• Your instructions: Copy, in full, each line of the material that holds the word "content".

• Entries shown:

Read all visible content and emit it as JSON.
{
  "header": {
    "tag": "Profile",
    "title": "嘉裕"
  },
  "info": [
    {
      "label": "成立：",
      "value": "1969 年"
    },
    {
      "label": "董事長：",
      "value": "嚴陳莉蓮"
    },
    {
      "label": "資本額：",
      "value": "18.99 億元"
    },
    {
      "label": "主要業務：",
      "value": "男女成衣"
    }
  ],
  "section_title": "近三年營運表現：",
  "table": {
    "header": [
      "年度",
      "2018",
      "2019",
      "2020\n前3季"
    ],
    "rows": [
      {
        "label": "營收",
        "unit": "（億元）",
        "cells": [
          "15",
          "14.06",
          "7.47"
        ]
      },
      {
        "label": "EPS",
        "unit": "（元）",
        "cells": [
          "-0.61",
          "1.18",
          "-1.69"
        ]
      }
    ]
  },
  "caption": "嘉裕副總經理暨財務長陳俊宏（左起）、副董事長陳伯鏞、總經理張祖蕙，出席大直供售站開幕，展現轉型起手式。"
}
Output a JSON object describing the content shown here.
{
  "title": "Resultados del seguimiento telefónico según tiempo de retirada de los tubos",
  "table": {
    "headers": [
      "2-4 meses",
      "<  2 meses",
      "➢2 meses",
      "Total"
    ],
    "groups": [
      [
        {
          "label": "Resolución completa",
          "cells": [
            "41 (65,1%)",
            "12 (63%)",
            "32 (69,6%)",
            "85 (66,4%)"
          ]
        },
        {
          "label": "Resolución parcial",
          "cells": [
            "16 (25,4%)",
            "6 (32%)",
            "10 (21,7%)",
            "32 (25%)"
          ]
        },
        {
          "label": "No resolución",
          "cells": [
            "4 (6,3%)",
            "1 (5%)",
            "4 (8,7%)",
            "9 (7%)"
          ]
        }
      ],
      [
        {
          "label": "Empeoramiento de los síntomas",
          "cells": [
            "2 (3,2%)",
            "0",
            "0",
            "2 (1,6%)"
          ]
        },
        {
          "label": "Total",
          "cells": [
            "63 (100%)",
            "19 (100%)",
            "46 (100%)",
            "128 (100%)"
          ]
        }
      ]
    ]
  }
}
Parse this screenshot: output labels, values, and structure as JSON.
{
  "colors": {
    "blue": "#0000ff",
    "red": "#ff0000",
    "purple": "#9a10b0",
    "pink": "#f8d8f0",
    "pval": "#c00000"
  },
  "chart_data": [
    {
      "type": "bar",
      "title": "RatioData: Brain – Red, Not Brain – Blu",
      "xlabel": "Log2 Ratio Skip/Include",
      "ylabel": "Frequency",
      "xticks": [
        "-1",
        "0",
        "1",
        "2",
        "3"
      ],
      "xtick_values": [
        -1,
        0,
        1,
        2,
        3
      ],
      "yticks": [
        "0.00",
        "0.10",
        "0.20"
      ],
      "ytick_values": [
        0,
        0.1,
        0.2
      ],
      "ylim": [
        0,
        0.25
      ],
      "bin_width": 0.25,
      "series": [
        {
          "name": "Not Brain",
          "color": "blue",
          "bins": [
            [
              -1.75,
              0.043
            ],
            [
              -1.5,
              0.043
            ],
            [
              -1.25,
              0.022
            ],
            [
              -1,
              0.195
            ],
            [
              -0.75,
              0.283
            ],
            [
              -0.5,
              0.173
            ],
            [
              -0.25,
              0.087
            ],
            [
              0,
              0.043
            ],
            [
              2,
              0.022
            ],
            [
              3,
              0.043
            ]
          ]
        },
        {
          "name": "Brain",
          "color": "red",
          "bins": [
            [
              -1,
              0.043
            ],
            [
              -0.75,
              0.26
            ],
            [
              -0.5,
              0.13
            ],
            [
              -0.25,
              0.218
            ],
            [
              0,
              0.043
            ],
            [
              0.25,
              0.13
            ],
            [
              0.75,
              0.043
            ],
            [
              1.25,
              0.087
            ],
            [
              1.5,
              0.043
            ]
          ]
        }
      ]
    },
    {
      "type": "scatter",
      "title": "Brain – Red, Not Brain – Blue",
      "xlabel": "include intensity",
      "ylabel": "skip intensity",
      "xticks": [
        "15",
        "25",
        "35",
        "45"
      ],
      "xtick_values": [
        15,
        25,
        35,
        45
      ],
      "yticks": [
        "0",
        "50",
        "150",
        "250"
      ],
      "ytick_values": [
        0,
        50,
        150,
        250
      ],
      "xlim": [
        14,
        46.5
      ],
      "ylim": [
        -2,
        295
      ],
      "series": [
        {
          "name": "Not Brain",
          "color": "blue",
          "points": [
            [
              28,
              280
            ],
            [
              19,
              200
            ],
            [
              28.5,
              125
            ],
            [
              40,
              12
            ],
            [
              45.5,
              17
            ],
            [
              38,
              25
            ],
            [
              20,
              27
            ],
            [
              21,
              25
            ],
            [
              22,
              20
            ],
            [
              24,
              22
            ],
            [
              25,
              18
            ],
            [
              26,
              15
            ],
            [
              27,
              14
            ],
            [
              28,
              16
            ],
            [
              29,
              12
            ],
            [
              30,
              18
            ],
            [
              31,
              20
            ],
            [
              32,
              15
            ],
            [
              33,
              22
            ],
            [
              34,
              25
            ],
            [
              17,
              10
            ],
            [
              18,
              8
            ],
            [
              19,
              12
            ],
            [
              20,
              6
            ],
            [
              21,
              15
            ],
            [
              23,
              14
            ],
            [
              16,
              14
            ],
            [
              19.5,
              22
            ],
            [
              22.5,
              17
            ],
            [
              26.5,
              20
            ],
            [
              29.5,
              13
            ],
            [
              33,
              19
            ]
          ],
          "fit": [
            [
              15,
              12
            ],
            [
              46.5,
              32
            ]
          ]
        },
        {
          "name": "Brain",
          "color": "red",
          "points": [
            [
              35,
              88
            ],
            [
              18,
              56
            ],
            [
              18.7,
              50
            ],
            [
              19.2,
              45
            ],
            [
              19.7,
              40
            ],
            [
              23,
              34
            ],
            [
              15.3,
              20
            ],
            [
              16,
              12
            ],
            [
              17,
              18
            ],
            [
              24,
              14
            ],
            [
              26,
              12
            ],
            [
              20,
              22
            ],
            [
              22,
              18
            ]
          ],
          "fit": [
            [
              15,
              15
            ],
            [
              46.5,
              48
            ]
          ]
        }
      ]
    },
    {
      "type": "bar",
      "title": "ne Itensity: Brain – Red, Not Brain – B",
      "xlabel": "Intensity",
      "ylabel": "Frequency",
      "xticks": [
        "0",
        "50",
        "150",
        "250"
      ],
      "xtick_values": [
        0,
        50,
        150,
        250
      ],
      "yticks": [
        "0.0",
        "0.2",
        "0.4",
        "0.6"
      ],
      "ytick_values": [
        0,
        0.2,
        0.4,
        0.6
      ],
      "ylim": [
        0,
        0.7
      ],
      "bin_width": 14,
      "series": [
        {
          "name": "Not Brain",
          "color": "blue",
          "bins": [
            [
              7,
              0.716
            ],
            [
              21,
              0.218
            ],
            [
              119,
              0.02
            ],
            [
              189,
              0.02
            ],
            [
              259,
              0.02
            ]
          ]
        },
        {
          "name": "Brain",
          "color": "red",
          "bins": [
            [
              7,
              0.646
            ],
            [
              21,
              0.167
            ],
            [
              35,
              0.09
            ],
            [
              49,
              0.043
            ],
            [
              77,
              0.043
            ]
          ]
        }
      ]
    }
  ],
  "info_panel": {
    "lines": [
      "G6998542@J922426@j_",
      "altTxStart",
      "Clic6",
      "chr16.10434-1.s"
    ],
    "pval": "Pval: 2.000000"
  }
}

• Expected answer:
Read all visible content and emit it as JSON.
Output a JSON object describing the content shown here.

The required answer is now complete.